(Data excerpts)
>> begin

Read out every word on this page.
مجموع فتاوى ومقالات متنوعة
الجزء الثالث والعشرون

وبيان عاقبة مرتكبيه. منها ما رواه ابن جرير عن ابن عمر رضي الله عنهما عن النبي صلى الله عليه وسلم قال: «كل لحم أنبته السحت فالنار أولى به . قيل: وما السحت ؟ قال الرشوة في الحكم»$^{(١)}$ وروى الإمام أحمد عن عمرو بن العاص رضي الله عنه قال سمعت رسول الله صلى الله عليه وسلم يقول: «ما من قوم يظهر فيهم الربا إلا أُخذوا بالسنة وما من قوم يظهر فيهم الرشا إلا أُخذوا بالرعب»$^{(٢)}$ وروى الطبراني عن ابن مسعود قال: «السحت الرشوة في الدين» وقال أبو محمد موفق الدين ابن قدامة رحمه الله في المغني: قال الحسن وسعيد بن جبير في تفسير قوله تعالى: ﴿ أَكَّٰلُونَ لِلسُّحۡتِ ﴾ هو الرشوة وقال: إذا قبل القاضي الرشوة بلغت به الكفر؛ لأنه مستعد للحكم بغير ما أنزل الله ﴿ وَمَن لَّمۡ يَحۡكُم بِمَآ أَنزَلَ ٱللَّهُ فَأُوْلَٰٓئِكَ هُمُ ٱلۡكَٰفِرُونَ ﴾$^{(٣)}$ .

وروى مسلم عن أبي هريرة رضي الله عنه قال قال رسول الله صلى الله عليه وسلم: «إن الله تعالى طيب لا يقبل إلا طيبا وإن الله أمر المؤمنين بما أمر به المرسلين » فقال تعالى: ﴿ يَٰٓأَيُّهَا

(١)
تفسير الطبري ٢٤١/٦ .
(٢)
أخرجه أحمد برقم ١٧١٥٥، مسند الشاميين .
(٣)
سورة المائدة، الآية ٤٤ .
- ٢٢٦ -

>> end

#### BRIEF:
Word for word, write out the data.

#### SOLUTION TO THIS PROBLEM:
Read out every word on this page.
مجموع فتاوى ومقالات متنوعة
الجزء الثالث والعشرون

وبيان عاقبة مرتكبيه. منها ما رواه ابن جرير عن ابن عمر رضي الله عنهما عن النبي صلى الله عليه وسلم قال: «كل لحم أنبته السحت فالنار أولى به . قيل: وما السحت ؟ قال الرشوة في الحكم»$^{(١)}$ وروى الإمام أحمد عن عمرو بن العاص رضي الله عنه قال سمعت رسول الله صلى الله عليه وسلم يقول: «ما من قوم يظهر فيهم الربا إلا أُخذوا بالسنة وما من قوم يظهر فيهم الرشا إلا أُخذوا بالرعب»$^{(٢)}$ وروى الطبراني عن ابن مسعود قال: «السحت الرشوة في الدين» وقال أبو محمد موفق الدين ابن قدامة رحمه الله في المغني: قال الحسن وسعيد بن جبير في تفسير قوله تعالى: ﴿ أَكَّٰلُونَ لِلسُّحۡتِ ﴾ هو الرشوة وقال: إذا قبل القاضي الرشوة بلغت به الكفر؛ لأنه مستعد للحكم بغير ما أنزل الله ﴿ وَمَن لَّمۡ يَحۡكُم بِمَآ أَنزَلَ ٱللَّهُ فَأُوْلَٰٓئِكَ هُمُ ٱلۡكَٰفِرُونَ ﴾$^{(٣)}$ .

وروى مسلم عن أبي هريرة رضي الله عنه قال قال رسول الله صلى الله عليه وسلم: «إن الله تعالى طيب لا يقبل إلا طيبا وإن الله أمر المؤمنين بما أمر به المرسلين » فقال تعالى: ﴿ يَٰٓأَيُّهَا

(١)
تفسير الطبري ٢٤١/٦ .
(٢)
أخرجه أحمد برقم ١٧١٥٥، مسند الشاميين .
(٣)
سورة المائدة، الآية ٤٤ .
- ٢٢٦ -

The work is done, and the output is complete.